◆ Directive a
In the forum thread about substrate caps, switch "playsand" to "pool filter sand" and write out the part starting at "i used pets" and ending at "forage in .".

## Begin Provided passage

# best substrate cap?



## markp35 (21 Mar 2011)

im trying to decide what would be the best medium to cap jbl aquabasis+ with.  any suggestions?


----------



## Themuleous (21 Mar 2011)

What do you want to achieve?  A particular look? Texture (for cory's perhaps)? One that wont mix? 

Sam


----------



## markp35 (21 Mar 2011)

yes im trying to settle on a cory friendly product like sand , but 1 that will sit on the top and not mix over time .


----------



## Alastair (21 Mar 2011)

Ive had sand over mine for the past year but getting a new tank so going with the tesco cat litter over the aqua basis this time. I've heard it's ok with corys


----------



## markp35 (21 Mar 2011)

i wouldnt use cat litter again if you paid me . it gos to mush and makes an awful mess.  i had it underneath sand and it was without doubt the single worst thing ive ever put in a tank .  have you had problems with the sand and aquabasis mixing?


----------



## Alastair (21 Mar 2011)

Which type of cat litter, I know some do go like that but the one particular tesco one doesn't apparently..There's also moler clay which is supposed to be fine too 

I never really had a problem with it mixing, but if I decided to move one of my swords, that did cause it to be pulled up through the sand and turn the water a cloudy red for a bit, I just topped up the sand where the Plant was to cover the mess ;0)


----------



## markp35 (21 Mar 2011)

i used pets at home 100% natural clay cat litter . capped with playsand .  and it was a nightmare . every time i pushed a plant into the sand up came a big brown cloud .  i would avoid that particular 1 like the plague .  

if mixing isnt a problem i will probably go with playsand , mainly  as its so cheap .  the vast majority of my substrate will be covered in dwarf hairgrass anyway , just leaving an open area for corys to forage in .


----------



## Alastair (21 Mar 2011)

That's why I liked the sand, love watching the corys shove the sand back out of there gills. Hate the constant turning of it all though grrrr


----------



## Themuleous (22 Mar 2011)

If you want sand, then use sand. Perhaps just be prepared to either accept that it'll mix or have to replace it every so often to maintain the look  

FYI you could just use 100% sand? providing you give the plants plenty of water column ferts, you don't have to have any form of plant substrate, it just gives that extra level of security, from knowing that the plants can get their ferts either form the substrate or water.

Sam


----------



## markp35 (22 Mar 2011)

i think i will use the aquabasis+  under playsand .  as i said the vast majority of the substrate will be covered so a little bit of mixing over time shouldnt really cause a problem as it wont be seen .  there will be a small area of open sand for corys , if i have to keep tidying that area up im not too fussed .

i hear what your saying about just using plain sand , but with this being my 1st planted tank im just trying to cover all bases


----------

## End Provided passage
## Begin Data for this task

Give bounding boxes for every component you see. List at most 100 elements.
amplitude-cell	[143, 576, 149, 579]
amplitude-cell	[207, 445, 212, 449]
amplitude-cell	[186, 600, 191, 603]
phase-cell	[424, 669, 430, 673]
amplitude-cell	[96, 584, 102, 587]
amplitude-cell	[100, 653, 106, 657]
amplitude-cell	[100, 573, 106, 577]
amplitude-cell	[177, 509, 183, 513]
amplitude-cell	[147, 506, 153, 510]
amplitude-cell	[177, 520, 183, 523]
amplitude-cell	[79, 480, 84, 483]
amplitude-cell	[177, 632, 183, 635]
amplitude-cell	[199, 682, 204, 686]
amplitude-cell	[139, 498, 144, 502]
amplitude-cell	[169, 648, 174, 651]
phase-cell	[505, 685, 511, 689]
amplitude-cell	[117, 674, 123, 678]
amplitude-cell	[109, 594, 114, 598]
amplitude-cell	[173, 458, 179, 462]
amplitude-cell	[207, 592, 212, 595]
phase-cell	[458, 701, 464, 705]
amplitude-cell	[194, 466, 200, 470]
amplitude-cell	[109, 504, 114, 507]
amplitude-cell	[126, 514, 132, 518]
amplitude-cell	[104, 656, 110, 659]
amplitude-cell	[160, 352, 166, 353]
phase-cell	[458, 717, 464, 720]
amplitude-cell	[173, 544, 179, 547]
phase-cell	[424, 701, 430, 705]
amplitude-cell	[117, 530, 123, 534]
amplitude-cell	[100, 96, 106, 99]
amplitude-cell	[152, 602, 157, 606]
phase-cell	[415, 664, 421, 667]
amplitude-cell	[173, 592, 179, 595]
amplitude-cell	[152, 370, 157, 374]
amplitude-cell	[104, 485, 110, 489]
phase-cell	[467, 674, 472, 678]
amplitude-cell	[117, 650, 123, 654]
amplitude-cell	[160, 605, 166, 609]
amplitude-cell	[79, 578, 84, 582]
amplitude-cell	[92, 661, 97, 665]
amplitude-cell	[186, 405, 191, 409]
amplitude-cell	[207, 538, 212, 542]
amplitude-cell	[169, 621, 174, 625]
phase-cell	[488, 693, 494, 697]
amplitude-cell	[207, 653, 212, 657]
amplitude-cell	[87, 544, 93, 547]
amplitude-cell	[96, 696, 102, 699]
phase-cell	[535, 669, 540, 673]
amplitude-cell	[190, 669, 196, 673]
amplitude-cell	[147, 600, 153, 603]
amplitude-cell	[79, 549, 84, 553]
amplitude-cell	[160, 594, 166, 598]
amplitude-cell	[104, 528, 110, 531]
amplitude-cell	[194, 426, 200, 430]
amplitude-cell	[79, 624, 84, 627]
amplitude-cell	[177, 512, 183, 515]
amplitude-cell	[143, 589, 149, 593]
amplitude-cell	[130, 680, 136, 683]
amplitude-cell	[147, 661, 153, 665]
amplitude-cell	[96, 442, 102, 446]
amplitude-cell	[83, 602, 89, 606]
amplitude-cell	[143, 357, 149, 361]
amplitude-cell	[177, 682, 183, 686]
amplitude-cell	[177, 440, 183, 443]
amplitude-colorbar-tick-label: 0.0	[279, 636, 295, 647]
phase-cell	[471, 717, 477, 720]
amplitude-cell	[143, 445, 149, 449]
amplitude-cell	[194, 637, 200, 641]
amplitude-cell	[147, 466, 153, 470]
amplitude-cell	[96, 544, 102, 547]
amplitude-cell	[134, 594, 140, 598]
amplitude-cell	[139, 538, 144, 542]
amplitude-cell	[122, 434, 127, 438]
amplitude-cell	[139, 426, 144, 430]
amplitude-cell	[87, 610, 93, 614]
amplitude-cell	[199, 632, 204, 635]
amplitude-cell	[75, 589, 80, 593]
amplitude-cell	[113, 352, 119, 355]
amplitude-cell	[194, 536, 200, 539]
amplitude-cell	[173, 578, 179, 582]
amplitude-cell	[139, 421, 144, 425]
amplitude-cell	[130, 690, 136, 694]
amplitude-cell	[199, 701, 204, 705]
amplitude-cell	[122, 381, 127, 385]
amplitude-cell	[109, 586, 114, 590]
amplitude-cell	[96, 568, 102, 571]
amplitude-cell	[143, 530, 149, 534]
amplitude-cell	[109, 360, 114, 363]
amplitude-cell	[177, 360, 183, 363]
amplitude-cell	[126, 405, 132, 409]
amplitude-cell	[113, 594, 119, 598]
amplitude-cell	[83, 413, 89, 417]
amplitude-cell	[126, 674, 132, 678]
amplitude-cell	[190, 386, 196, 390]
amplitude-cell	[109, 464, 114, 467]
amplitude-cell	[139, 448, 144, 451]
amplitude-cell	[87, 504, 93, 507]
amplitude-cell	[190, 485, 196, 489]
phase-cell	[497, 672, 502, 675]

## End Data for this task

◆ Directive b
Return the rows unchanged, starting at the first row and ending at the row that contains "520, 183, 523]".

◆ Exercise solution a
i used pets at home 100% natural clay cat litter . capped with pool filter sand .  and it was a nightmare . every time i pushed a plant into the sand up came a big brown cloud .  i would avoid that particular 1 like the plague .  

if mixing isnt a problem i will probably go with pool filter sand , mainly  as its so cheap .  the vast majority of my substrate will be covered in dwarf hairgrass anyway , just leaving an open area for corys to forage in .

◆ Exercise solution b
Give bounding boxes for every component you see. List at most 100 elements.
amplitude-cell	[143, 576, 149, 579]
amplitude-cell	[207, 445, 212, 449]
amplitude-cell	[186, 600, 191, 603]
phase-cell	[424, 669, 430, 673]
amplitude-cell	[96, 584, 102, 587]
amplitude-cell	[100, 653, 106, 657]
amplitude-cell	[100, 573, 106, 577]
amplitude-cell	[177, 509, 183, 513]
amplitude-cell	[147, 506, 153, 510]
amplitude-cell	[177, 520, 183, 523]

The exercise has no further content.